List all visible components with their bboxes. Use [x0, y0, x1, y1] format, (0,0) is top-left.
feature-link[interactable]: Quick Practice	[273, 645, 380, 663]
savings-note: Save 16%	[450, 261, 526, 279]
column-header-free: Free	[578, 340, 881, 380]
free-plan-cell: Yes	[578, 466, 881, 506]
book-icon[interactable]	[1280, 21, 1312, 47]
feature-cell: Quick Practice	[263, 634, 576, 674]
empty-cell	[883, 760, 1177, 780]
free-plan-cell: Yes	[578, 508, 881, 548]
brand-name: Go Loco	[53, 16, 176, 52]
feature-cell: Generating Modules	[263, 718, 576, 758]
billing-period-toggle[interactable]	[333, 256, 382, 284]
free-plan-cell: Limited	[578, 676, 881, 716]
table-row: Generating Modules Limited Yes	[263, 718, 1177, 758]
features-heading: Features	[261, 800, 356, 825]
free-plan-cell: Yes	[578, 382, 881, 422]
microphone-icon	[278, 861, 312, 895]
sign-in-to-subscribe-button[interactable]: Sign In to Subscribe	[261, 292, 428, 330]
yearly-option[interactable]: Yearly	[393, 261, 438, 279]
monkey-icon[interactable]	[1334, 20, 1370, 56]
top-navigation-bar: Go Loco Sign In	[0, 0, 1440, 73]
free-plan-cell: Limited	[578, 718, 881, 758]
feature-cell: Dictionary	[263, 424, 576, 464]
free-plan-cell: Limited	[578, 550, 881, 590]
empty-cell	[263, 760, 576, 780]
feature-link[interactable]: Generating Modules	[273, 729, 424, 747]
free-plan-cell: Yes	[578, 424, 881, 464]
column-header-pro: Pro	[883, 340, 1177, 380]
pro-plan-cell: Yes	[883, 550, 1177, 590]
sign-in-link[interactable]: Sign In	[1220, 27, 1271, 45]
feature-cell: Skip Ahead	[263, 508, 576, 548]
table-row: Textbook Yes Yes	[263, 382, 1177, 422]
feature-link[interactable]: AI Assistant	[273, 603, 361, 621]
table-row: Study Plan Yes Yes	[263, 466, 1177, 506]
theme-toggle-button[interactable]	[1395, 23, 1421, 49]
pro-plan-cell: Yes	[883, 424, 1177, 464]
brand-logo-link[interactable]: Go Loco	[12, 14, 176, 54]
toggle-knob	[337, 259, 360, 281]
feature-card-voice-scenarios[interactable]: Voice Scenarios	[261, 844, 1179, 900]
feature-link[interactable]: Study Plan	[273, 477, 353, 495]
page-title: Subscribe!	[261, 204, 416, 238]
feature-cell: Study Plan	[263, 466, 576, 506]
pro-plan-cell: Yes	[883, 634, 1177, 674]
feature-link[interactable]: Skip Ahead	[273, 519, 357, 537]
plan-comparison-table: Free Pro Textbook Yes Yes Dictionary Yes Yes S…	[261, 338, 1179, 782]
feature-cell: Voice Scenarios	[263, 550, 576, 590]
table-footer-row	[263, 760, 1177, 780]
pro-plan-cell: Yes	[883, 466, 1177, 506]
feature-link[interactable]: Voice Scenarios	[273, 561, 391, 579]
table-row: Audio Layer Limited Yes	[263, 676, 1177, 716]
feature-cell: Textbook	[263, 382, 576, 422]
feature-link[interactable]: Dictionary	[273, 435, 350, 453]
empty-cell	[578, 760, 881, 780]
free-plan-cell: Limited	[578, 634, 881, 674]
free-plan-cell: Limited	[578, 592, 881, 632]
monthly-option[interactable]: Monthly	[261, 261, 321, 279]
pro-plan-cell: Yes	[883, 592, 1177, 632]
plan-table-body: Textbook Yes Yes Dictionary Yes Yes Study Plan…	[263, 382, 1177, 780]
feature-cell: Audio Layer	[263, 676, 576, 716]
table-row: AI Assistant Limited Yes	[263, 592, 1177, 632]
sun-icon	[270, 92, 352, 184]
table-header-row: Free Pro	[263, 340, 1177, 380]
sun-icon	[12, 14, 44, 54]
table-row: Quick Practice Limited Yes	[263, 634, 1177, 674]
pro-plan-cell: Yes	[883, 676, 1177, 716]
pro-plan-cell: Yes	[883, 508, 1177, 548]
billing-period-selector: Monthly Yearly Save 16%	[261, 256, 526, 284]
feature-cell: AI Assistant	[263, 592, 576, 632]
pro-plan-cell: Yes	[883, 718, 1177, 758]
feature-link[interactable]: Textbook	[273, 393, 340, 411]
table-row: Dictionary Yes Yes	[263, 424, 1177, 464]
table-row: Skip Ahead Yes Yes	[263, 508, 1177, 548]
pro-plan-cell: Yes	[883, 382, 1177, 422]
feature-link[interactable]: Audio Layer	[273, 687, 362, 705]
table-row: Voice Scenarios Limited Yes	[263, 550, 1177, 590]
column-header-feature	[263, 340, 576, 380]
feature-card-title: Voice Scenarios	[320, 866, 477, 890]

-- -- --

- **Exercise aim**: List every line of the data above that contains the string "period".

- **Expected answer**:
billing-period-toggle[interactable]	[333, 256, 382, 284]
billing-period-selector: Monthly Yearly Save 16%	[261, 256, 526, 284]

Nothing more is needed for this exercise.